District Court Decision

In what appeared to be a run of the mill copyright infringement claim brought in the United States District Court for the Eastern District of Virginia, the unforeseeable occurred, when the District Judge found that the infringing acts actually constituted fair use under the Copyright Act, 17 U.S.C. § 107.

That District Court decision, in Russell Brammer v. Violent Hues Productions, LLC (1) found that all four factors of the fair use test favored the defendants’ use of Brammer’s stock photograph. It was roundly criticized by almost everyone.

The Appeal

The decision was appealed to the Fourth Circuit Court of Appeals. The importance of overriding the clearly erroneous analysis and conclusions of the District Court Judge was clear by the appearance on appeal of 12 prominent photography, artists’ rights, and other advocacy rights organizations in support of plaintiff. (2)

The appeal was argued on March 19, 2019. The three judge panel, taking only 38 days from argument to a fully well-reasoned decision, unanimously reversed the District Court in a decision dated April 26, 2019 (the “Circuit Court Opinion”)(3) citing to a number of Second Circuit Court of Appeals precedents.

The Facts

The fact pattern was quite straightforward and largely undisputed. Plaintiff is a professional photographer who on November 19, 2011, created a photograph depicting a busy street during the evening in the Adams Morgan neighborhood of Washington D.C., with the vehicle traffic rendered as red and white trails (the “Photo”).

Brammer published a digital copy of it on his own website. He also uploaded it to the image-sharing website Flickr, which included the phrase “© all rights reserved” beneath the Photo.

Brammer had previously sold physical prints of the Photo for $200 to $300 each, and licensed it for online use twice, once for $1,250 and once for $750.

In 2016 the defendants’ owner, Fernando Mico, posted the Photo on novafilmfest.com, a website owned by defendant, a film production company. It promoted the Northern Virginia International Film and Music Festival, which was a revenue generated event.

The website contained a page titled “Plan Your Visit” which highlighted various tourism attractions around the Washington metro area. Mico posted a cropped version of Brammer’s Photo above the caption “Adams Morgan, DC,” without any attribution or other commentary.

Mico testified that he found the Photo through a Google Image search which led [him] to the website Flickr, but claimed he did not see any indication on the Photo or the Flickr website that the Photo was copyrighted. He therefore said he believed it to be publicly available. After downloading, Mico cropped out the Photo’s negative space for what he considered to be “stylistic reasons” before posting it on defendant’s website.

Listed entries –
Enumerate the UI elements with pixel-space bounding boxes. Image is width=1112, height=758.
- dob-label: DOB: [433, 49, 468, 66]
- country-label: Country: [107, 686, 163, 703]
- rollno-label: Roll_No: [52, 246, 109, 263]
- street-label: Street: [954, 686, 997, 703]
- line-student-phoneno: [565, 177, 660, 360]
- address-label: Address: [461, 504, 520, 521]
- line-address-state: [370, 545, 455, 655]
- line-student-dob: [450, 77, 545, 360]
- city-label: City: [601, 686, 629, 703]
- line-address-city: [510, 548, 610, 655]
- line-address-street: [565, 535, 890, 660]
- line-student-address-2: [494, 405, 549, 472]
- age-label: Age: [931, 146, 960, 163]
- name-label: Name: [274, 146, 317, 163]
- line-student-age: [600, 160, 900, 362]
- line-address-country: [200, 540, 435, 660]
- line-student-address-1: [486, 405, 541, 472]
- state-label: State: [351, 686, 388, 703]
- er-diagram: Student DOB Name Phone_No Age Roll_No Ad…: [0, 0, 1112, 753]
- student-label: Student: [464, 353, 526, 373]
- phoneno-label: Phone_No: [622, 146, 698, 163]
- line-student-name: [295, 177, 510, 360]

Required task A – Copy the listing verbatim, everything from its first line down to the line containing "- age-label: Age: [931, 146, 960, 163]".
Required task B – Continue the article on the Brammer v. Violent Hues fair use case from where it stops.

Task result A –
Enumerate the UI elements with pixel-space bounding boxes. Image is width=1112, height=758.
- dob-label: DOB: [433, 49, 468, 66]
- country-label: Country: [107, 686, 163, 703]
- rollno-label: Roll_No: [52, 246, 109, 263]
- street-label: Street: [954, 686, 997, 703]
- line-student-phoneno: [565, 177, 660, 360]
- address-label: Address: [461, 504, 520, 521]
- line-address-state: [370, 545, 455, 655]
- line-student-dob: [450, 77, 545, 360]
- city-label: City: [601, 686, 629, 703]
- line-address-city: [510, 548, 610, 655]
- line-address-street: [565, 535, 890, 660]
- line-student-address-2: [494, 405, 549, 472]
- age-label: Age: [931, 146, 960, 163]

Task result B –
After Brammer discovered the unauthorized use, his counsel sent a letter to defendant requesting compensation. Defendant refused, but did remove the Photo from its website. Brammer then commenced copyright infringement litigation, seeking damages and attorney’s fees. Defendant asserted a fair use defense and moved for Summary Judgment, which the District Court granted.

Issue On Appeal

The Circuit Court framed the issue on appeal as “whether Violent Hues made fair use of Brammer’s Photo. The fair use defense presents a mixed question of law and fact, requiring us to ‘review the district court’s legal conclusions de novo and its findings of fact for clear error.”(4)

Furthermore, the Circuit Court, following its precedents, opined that an appellate court need not remand for further factfinding when the district court found facts sufficient to evaluate each of the statutory fair use factors. Instead, it may conclude as a matter of law that the challenged use does not qualify as a fair use of the copyrighted work.

The panel did just that – finding that the record on appeal was sufficient for it to render a decision on the merits.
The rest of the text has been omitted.